== The request ==
Copy out each line that has "only" in it.

== Material provided ==

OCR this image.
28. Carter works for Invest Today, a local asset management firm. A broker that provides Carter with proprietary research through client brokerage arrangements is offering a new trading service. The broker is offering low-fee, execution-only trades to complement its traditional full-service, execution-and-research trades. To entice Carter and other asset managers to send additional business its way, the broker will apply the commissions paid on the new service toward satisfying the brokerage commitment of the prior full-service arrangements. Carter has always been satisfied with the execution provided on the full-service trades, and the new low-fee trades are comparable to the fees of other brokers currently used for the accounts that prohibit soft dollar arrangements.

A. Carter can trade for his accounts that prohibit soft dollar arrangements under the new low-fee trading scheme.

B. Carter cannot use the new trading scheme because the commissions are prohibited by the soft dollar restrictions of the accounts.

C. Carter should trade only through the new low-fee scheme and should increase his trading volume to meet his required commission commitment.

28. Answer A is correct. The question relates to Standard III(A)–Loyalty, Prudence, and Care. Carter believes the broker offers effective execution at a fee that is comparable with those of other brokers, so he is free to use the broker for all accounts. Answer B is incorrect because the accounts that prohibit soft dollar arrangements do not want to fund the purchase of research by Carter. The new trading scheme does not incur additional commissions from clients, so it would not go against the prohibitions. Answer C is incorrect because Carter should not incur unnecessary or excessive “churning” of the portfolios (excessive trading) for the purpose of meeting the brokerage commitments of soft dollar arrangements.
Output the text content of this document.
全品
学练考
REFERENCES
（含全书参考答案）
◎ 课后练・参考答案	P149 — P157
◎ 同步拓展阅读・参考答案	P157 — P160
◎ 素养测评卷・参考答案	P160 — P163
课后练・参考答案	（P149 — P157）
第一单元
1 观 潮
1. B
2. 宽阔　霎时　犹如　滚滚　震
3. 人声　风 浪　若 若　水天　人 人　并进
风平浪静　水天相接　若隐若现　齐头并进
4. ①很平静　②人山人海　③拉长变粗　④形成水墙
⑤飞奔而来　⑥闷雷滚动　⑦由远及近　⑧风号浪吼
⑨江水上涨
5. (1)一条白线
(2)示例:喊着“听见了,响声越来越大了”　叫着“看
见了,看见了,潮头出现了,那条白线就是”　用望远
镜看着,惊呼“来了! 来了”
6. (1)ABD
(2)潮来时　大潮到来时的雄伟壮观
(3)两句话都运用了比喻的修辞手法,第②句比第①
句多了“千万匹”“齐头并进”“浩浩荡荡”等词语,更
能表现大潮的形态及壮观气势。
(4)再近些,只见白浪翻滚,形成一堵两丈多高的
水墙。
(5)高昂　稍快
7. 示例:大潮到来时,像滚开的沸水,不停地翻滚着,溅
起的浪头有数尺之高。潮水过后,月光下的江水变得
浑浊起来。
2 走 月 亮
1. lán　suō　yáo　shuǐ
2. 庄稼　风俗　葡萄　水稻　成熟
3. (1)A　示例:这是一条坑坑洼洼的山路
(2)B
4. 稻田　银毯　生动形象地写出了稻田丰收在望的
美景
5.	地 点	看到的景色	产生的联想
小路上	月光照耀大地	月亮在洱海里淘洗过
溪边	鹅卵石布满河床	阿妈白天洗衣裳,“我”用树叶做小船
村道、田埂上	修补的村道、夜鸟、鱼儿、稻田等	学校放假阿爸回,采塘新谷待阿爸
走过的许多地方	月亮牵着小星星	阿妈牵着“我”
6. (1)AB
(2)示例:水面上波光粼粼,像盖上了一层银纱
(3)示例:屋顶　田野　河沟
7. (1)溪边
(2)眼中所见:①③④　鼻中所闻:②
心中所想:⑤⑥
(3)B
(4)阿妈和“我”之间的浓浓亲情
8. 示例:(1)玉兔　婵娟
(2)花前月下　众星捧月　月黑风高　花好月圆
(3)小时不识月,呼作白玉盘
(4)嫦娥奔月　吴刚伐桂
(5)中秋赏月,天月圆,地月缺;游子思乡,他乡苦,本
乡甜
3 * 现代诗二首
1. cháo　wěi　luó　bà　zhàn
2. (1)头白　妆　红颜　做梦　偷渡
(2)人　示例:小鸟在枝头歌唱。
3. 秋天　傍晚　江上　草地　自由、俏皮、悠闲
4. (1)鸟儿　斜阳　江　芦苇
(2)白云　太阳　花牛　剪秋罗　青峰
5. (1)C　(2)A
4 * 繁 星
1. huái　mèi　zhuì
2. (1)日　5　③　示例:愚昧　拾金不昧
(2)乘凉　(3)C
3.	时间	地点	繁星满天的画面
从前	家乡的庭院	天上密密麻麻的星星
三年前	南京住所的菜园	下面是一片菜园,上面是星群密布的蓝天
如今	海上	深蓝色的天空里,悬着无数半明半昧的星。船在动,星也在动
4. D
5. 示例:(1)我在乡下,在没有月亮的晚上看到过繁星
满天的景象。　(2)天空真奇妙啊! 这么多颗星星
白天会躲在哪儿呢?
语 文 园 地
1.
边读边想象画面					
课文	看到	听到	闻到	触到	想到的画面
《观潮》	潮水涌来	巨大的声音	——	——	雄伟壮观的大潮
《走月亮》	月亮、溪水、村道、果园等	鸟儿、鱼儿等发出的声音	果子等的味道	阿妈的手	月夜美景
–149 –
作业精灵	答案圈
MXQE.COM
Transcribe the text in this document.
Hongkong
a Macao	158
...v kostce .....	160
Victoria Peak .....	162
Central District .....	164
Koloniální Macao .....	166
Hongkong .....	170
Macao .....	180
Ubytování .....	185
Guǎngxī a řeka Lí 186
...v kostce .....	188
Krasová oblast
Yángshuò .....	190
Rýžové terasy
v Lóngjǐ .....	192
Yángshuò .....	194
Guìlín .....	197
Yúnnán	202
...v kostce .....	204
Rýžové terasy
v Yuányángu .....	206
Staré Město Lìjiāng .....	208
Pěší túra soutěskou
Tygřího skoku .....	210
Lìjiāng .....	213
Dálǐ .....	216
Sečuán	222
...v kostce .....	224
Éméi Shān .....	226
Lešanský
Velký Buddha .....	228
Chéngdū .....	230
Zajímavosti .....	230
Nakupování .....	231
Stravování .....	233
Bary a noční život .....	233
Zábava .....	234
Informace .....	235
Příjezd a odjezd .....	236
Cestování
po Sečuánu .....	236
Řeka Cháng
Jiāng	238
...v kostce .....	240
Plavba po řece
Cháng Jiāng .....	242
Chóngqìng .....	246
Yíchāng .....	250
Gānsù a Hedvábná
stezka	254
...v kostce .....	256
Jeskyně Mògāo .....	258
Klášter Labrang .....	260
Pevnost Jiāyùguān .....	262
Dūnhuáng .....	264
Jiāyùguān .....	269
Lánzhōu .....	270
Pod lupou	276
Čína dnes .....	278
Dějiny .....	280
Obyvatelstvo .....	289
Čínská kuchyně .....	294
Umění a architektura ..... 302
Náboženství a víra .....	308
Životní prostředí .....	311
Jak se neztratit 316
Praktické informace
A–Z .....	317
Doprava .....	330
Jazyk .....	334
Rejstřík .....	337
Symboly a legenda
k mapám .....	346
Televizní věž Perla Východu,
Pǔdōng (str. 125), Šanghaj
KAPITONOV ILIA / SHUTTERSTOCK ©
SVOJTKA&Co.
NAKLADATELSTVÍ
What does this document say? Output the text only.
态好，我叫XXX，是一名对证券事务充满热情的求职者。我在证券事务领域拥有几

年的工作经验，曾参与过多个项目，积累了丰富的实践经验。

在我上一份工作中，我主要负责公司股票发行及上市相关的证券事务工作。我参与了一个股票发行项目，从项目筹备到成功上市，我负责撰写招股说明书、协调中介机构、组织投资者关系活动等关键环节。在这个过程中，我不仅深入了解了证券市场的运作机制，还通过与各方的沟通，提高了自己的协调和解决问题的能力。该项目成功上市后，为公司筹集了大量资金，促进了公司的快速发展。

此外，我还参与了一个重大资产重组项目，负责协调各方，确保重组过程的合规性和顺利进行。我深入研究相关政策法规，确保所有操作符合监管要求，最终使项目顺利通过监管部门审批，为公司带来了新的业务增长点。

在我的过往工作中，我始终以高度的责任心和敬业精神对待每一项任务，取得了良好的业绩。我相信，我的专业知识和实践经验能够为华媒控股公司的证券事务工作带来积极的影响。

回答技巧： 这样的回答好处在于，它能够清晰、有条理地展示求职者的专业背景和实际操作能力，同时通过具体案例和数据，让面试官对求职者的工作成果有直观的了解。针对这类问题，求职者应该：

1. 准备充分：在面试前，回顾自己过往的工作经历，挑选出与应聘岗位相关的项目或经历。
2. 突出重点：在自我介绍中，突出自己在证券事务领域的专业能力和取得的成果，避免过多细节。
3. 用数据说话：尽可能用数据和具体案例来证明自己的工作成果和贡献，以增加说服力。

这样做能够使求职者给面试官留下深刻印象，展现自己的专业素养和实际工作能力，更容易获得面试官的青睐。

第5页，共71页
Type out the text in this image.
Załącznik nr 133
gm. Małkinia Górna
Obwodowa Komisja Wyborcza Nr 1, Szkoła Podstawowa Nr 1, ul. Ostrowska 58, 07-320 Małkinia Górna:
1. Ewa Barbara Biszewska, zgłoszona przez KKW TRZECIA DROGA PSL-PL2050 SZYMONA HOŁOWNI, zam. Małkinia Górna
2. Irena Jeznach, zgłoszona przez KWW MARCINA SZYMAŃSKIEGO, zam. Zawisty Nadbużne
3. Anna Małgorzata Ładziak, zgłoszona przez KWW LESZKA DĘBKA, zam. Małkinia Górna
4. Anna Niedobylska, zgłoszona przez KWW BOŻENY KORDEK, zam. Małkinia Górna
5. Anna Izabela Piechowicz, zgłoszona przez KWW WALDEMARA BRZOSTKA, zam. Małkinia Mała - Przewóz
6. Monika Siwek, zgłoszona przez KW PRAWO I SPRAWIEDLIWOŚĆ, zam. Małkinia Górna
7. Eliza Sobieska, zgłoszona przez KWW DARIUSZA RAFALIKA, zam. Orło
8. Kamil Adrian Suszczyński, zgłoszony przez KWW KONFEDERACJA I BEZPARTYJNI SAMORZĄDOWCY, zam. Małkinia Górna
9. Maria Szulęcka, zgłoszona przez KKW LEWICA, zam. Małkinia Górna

== Answer to this problem ==
28. Carter works for Invest Today, a local asset management firm. A broker that provides Carter with proprietary research through client brokerage arrangements is offering a new trading service. The broker is offering low-fee, execution-only trades to complement its traditional full-service, execution-and-research trades. To entice Carter and other asset managers to send additional business its way, the broker will apply the commissions paid on the new service toward satisfying the brokerage commitment of the prior full-service arrangements. Carter has always been satisfied with the execution provided on the full-service trades, and the new low-fee trades are comparable to the fees of other brokers currently used for the accounts that prohibit soft dollar arrangements.
C. Carter should trade only through the new low-fee scheme and should increase his trading volume to meet his required commission commitment.
What does this document say? Output the text only.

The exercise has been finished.